>> START Records shown

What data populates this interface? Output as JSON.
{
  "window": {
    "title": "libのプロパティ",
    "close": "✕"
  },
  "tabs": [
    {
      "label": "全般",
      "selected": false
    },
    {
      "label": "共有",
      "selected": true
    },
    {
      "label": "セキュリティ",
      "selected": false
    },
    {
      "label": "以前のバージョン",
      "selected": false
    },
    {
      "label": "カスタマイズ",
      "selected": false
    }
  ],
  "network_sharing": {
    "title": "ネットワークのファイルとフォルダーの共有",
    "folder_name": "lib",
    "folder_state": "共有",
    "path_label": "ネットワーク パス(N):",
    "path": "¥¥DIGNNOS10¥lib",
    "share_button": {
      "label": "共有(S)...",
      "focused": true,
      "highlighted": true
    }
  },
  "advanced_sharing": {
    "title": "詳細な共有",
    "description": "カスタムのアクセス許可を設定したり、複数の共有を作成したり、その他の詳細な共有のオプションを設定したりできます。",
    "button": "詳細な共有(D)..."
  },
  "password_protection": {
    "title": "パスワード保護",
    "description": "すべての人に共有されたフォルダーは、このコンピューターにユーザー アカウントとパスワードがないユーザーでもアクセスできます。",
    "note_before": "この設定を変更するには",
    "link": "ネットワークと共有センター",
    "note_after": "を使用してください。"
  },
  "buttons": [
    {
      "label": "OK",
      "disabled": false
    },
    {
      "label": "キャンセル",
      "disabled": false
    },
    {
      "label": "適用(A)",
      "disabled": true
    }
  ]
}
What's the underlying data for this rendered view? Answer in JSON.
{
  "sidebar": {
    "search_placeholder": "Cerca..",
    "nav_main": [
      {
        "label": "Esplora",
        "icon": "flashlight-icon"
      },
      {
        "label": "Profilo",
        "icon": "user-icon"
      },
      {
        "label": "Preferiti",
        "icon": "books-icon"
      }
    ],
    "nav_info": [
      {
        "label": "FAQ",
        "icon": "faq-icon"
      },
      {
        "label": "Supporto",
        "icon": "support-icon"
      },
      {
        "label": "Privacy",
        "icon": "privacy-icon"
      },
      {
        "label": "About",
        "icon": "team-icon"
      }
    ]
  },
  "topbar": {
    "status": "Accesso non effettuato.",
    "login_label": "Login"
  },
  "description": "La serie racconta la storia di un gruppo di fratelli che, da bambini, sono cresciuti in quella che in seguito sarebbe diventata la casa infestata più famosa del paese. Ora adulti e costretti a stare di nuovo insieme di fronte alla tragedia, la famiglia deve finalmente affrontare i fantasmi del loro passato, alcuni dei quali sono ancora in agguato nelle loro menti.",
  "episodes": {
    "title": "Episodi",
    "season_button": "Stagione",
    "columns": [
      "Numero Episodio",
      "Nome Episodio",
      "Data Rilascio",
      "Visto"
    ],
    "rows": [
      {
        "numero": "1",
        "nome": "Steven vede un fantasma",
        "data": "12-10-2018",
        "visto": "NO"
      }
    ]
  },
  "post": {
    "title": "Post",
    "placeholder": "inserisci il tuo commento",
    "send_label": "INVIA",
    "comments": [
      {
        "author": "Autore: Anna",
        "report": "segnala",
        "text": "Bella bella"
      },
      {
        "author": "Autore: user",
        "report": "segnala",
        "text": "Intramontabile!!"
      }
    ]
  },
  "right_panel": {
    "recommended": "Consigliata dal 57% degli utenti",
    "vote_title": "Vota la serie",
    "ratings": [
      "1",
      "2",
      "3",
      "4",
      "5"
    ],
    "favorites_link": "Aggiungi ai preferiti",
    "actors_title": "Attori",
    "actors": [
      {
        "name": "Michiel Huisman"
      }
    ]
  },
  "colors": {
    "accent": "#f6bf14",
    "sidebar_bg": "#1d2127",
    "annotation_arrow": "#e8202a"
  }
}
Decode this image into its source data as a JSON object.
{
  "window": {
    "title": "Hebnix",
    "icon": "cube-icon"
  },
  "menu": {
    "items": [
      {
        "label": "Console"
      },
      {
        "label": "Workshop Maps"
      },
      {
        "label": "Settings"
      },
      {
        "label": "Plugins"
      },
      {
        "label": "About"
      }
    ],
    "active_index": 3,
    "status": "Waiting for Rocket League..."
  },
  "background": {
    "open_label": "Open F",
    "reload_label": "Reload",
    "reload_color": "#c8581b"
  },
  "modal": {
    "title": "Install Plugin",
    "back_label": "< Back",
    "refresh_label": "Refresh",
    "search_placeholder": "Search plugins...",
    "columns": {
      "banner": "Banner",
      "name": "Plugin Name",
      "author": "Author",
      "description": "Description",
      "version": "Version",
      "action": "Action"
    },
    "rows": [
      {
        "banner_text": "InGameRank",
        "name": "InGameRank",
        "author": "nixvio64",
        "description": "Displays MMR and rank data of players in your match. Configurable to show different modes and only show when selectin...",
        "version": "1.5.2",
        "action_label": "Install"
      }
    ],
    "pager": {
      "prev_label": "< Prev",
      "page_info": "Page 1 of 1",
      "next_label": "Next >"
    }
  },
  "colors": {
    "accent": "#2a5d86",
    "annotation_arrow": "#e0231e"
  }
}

>> END Records shown

# What the task requires:
Take every line from the data above that holds "status" and copy it out.

# Worked solution:
    "status": "Accesso non effettuato.",
    "status": "Waiting for Rocket League..."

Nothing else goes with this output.